### Work to complete
Copy out every record below, word for word.

### Material provided
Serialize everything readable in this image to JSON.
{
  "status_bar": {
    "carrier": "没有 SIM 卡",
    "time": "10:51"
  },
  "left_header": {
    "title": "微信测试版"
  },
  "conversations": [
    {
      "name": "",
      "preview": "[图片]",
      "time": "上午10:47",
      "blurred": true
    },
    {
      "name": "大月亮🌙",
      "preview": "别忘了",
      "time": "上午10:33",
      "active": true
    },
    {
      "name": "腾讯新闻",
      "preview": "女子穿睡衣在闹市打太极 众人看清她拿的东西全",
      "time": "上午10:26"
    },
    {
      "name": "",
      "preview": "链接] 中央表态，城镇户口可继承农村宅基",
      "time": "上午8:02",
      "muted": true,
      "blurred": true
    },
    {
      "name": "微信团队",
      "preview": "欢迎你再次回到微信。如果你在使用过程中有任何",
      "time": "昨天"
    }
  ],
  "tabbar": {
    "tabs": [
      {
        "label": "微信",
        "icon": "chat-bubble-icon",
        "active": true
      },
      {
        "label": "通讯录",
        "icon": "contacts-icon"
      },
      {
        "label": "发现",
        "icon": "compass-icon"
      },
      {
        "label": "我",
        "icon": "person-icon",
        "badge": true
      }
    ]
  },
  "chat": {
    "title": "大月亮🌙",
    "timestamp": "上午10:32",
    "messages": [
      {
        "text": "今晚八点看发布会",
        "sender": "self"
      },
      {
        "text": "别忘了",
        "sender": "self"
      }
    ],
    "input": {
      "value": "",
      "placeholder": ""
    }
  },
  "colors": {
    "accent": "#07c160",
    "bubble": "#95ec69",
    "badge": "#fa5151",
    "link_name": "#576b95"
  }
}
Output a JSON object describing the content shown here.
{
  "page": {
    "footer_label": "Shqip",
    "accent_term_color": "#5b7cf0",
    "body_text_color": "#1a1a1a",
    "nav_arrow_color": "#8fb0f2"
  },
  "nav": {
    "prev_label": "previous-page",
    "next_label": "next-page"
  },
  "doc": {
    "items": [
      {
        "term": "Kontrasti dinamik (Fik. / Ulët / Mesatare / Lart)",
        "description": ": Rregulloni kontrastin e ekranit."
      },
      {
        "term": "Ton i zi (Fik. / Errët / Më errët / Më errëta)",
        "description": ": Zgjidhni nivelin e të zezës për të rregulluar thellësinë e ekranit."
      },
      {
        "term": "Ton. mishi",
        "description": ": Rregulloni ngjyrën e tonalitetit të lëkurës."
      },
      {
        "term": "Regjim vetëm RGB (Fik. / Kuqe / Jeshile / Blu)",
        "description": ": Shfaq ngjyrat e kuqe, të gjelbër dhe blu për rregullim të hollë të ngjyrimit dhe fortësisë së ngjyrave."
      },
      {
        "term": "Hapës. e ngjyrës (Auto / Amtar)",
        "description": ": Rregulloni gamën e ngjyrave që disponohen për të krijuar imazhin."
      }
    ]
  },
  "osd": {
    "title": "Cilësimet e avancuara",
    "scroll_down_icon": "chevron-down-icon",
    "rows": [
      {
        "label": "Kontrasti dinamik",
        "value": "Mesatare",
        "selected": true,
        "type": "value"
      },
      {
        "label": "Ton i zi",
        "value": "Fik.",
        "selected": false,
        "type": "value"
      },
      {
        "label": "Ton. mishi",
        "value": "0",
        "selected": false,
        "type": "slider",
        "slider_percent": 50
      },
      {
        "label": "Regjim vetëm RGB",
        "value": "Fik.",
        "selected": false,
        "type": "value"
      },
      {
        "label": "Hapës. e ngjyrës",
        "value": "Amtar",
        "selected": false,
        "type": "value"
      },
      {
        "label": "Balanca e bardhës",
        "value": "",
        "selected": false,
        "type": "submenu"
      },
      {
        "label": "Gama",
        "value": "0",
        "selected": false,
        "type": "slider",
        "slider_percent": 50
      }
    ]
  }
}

### Exercise output
Serialize everything readable in this image to JSON.
{
  "status_bar": {
    "carrier": "没有 SIM 卡",
    "time": "10:51"
  },
  "left_header": {
    "title": "微信测试版"
  },
  "conversations": [
    {
      "name": "",
      "preview": "[图片]",
      "time": "上午10:47",
      "blurred": true
    },
    {
      "name": "大月亮🌙",
      "preview": "别忘了",
      "time": "上午10:33",
      "active": true
    },
    {
      "name": "腾讯新闻",
      "preview": "女子穿睡衣在闹市打太极 众人看清她拿的东西全",
      "time": "上午10:26"
    },
    {
      "name": "",
      "preview": "链接] 中央表态，城镇户口可继承农村宅基",
      "time": "上午8:02",
      "muted": true,
      "blurred": true
    },
    {
      "name": "微信团队",
      "preview": "欢迎你再次回到微信。如果你在使用过程中有任何",
      "time": "昨天"
    }
  ],
  "tabbar": {
    "tabs": [
      {
        "label": "微信",
        "icon": "chat-bubble-icon",
        "active": true
      },
      {
        "label": "通讯录",
        "icon": "contacts-icon"
      },
      {
        "label": "发现",
        "icon": "compass-icon"
      },
      {
        "label": "我",
        "icon": "person-icon",
        "badge": true
      }
    ]
  },
  "chat": {
    "title": "大月亮🌙",
    "timestamp": "上午10:32",
    "messages": [
      {
        "text": "今晚八点看发布会",
        "sender": "self"
      },
      {
        "text": "别忘了",
        "sender": "self"
      }
    ],
    "input": {
      "value": "",
      "placeholder": ""
    }
  },
  "colors": {
    "accent": "#07c160",
    "bubble": "#95ec69",
    "badge": "#fa5151",
    "link_name": "#576b95"
  }
}
Output a JSON object describing the content shown here.
{
  "page": {
    "footer_label": "Shqip",
    "accent_term_color": "#5b7cf0",
    "body_text_color": "#1a1a1a",
    "nav_arrow_color": "#8fb0f2"
  },
  "nav": {
    "prev_label": "previous-page",
    "next_label": "next-page"
  },
  "doc": {
    "items": [
      {
        "term": "Kontrasti dinamik (Fik. / Ulët / Mesatare / Lart)",
        "description": ": Rregulloni kontrastin e ekranit."
      },
      {
        "term": "Ton i zi (Fik. / Errët / Më errët / Më errëta)",
        "description": ": Zgjidhni nivelin e të zezës për të rregulluar thellësinë e ekranit."
      },
      {
        "term": "Ton. mishi",
        "description": ": Rregulloni ngjyrën e tonalitetit të lëkurës."
      },
      {
        "term": "Regjim vetëm RGB (Fik. / Kuqe / Jeshile / Blu)",
        "description": ": Shfaq ngjyrat e kuqe, të gjelbër dhe blu për rregullim të hollë të ngjyrimit dhe fortësisë së ngjyrave."
      },
      {
        "term": "Hapës. e ngjyrës (Auto / Amtar)",
        "description": ": Rregulloni gamën e ngjyrave që disponohen për të krijuar imazhin."
      }
    ]
  },
  "osd": {
    "title": "Cilësimet e avancuara",
    "scroll_down_icon": "chevron-down-icon",
    "rows": [
      {
        "label": "Kontrasti dinamik",
        "value": "Mesatare",
        "selected": true,
        "type": "value"
      },
      {
        "label": "Ton i zi",
        "value": "Fik.",
        "selected": false,
        "type": "value"
      },
      {
        "label": "Ton. mishi",
        "value": "0",
        "selected": false,
        "type": "slider",
        "slider_percent": 50
      },
      {
        "label": "Regjim vetëm RGB",
        "value": "Fik.",
        "selected": false,
        "type": "value"
      },
      {
        "label": "Hapës. e ngjyrës",
        "value": "Amtar",
        "selected": false,
        "type": "value"
      },
      {
        "label": "Balanca e bardhës",
        "value": "",
        "selected": false,
        "type": "submenu"
      },
      {
        "label": "Gama",
        "value": "0",
        "selected": false,
        "type": "slider",
        "slider_percent": 50
      }
    ]
  }
}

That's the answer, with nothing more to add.